> [GIVEN DATA]
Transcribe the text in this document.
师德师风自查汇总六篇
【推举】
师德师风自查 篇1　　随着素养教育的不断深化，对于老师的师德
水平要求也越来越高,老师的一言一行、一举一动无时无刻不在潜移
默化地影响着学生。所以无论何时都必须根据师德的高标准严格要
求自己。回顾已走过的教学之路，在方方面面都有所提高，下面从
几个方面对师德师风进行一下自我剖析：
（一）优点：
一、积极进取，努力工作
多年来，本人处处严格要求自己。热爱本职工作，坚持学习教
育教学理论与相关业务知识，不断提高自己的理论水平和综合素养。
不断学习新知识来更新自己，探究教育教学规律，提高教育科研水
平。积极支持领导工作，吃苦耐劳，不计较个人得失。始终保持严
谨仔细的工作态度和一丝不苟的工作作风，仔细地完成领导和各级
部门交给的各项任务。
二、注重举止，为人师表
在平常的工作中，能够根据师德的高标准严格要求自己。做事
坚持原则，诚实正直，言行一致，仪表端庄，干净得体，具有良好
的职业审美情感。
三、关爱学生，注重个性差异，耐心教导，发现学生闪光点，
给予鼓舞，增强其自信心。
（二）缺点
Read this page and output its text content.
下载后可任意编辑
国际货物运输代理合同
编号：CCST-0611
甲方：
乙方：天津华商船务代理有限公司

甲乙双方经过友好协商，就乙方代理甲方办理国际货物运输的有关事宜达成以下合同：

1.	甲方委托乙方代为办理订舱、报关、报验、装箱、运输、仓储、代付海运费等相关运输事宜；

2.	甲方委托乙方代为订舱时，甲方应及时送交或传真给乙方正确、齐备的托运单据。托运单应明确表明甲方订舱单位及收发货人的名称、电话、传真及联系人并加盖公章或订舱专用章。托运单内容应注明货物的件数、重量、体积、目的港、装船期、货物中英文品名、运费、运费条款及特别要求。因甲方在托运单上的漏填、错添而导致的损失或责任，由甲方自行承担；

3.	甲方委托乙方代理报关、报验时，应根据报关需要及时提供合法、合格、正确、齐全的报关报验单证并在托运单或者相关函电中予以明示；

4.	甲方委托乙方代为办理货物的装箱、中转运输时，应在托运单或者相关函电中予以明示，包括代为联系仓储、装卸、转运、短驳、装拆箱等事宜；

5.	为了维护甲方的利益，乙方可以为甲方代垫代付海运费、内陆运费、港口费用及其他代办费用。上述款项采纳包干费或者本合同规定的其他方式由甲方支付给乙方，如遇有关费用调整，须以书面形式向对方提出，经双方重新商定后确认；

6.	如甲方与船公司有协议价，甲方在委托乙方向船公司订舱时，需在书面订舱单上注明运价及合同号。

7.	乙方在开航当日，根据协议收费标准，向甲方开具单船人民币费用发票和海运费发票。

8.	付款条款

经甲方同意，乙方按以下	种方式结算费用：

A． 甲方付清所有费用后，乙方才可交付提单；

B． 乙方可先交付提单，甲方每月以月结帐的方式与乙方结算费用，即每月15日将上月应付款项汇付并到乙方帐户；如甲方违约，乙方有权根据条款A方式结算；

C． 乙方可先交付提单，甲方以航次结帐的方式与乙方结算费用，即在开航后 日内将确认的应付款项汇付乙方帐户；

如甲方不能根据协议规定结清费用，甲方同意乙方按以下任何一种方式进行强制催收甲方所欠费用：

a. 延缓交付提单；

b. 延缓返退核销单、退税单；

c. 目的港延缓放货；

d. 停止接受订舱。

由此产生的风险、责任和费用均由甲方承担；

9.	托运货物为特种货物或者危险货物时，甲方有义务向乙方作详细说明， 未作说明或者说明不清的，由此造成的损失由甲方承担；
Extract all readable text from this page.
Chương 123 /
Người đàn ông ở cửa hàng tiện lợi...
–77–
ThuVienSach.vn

> [GIVEN EXERCISE]
Repeat the records above exactly, from the first line to the last.

> [FULL ANSWER]
Transcribe the text in this document.
师德师风自查汇总六篇
【推举】
师德师风自查 篇1　　随着素养教育的不断深化，对于老师的师德
水平要求也越来越高,老师的一言一行、一举一动无时无刻不在潜移
默化地影响着学生。所以无论何时都必须根据师德的高标准严格要
求自己。回顾已走过的教学之路，在方方面面都有所提高，下面从
几个方面对师德师风进行一下自我剖析：
（一）优点：
一、积极进取，努力工作
多年来，本人处处严格要求自己。热爱本职工作，坚持学习教
育教学理论与相关业务知识，不断提高自己的理论水平和综合素养。
不断学习新知识来更新自己，探究教育教学规律，提高教育科研水
平。积极支持领导工作，吃苦耐劳，不计较个人得失。始终保持严
谨仔细的工作态度和一丝不苟的工作作风，仔细地完成领导和各级
部门交给的各项任务。
二、注重举止，为人师表
在平常的工作中，能够根据师德的高标准严格要求自己。做事
坚持原则，诚实正直，言行一致，仪表端庄，干净得体，具有良好
的职业审美情感。
三、关爱学生，注重个性差异，耐心教导，发现学生闪光点，
给予鼓舞，增强其自信心。
（二）缺点
Read this page and output its text content.
下载后可任意编辑
国际货物运输代理合同
编号：CCST-0611
甲方：
乙方：天津华商船务代理有限公司

甲乙双方经过友好协商，就乙方代理甲方办理国际货物运输的有关事宜达成以下合同：

1.	甲方委托乙方代为办理订舱、报关、报验、装箱、运输、仓储、代付海运费等相关运输事宜；

2.	甲方委托乙方代为订舱时，甲方应及时送交或传真给乙方正确、齐备的托运单据。托运单应明确表明甲方订舱单位及收发货人的名称、电话、传真及联系人并加盖公章或订舱专用章。托运单内容应注明货物的件数、重量、体积、目的港、装船期、货物中英文品名、运费、运费条款及特别要求。因甲方在托运单上的漏填、错添而导致的损失或责任，由甲方自行承担；

3.	甲方委托乙方代理报关、报验时，应根据报关需要及时提供合法、合格、正确、齐全的报关报验单证并在托运单或者相关函电中予以明示；

4.	甲方委托乙方代为办理货物的装箱、中转运输时，应在托运单或者相关函电中予以明示，包括代为联系仓储、装卸、转运、短驳、装拆箱等事宜；

5.	为了维护甲方的利益，乙方可以为甲方代垫代付海运费、内陆运费、港口费用及其他代办费用。上述款项采纳包干费或者本合同规定的其他方式由甲方支付给乙方，如遇有关费用调整，须以书面形式向对方提出，经双方重新商定后确认；

6.	如甲方与船公司有协议价，甲方在委托乙方向船公司订舱时，需在书面订舱单上注明运价及合同号。

7.	乙方在开航当日，根据协议收费标准，向甲方开具单船人民币费用发票和海运费发票。

8.	付款条款

经甲方同意，乙方按以下	种方式结算费用：

A． 甲方付清所有费用后，乙方才可交付提单；

B． 乙方可先交付提单，甲方每月以月结帐的方式与乙方结算费用，即每月15日将上月应付款项汇付并到乙方帐户；如甲方违约，乙方有权根据条款A方式结算；

C． 乙方可先交付提单，甲方以航次结帐的方式与乙方结算费用，即在开航后 日内将确认的应付款项汇付乙方帐户；

如甲方不能根据协议规定结清费用，甲方同意乙方按以下任何一种方式进行强制催收甲方所欠费用：

a. 延缓交付提单；

b. 延缓返退核销单、退税单；

c. 目的港延缓放货；

d. 停止接受订舱。

由此产生的风险、责任和费用均由甲方承担；

9.	托运货物为特种货物或者危险货物时，甲方有义务向乙方作详细说明， 未作说明或者说明不清的，由此造成的损失由甲方承担；
Extract all readable text from this page.
Chương 123 /
Người đàn ông ở cửa hàng tiện lợi...
–77–
ThuVienSach.vn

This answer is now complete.